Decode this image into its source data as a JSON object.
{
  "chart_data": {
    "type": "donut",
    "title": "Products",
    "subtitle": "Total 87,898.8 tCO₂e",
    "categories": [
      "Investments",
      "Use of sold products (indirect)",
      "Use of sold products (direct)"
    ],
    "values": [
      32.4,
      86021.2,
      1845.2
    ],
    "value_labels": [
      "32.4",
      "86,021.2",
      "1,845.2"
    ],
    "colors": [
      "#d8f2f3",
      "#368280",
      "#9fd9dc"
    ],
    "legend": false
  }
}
◆ ◆ ◆ ◆ ◆ ◆ ◆
> [Problem requirements] Pick out each line in the material containing "sold".

> [Correct result]
      "Use of sold products (indirect)",
      "Use of sold products (direct)"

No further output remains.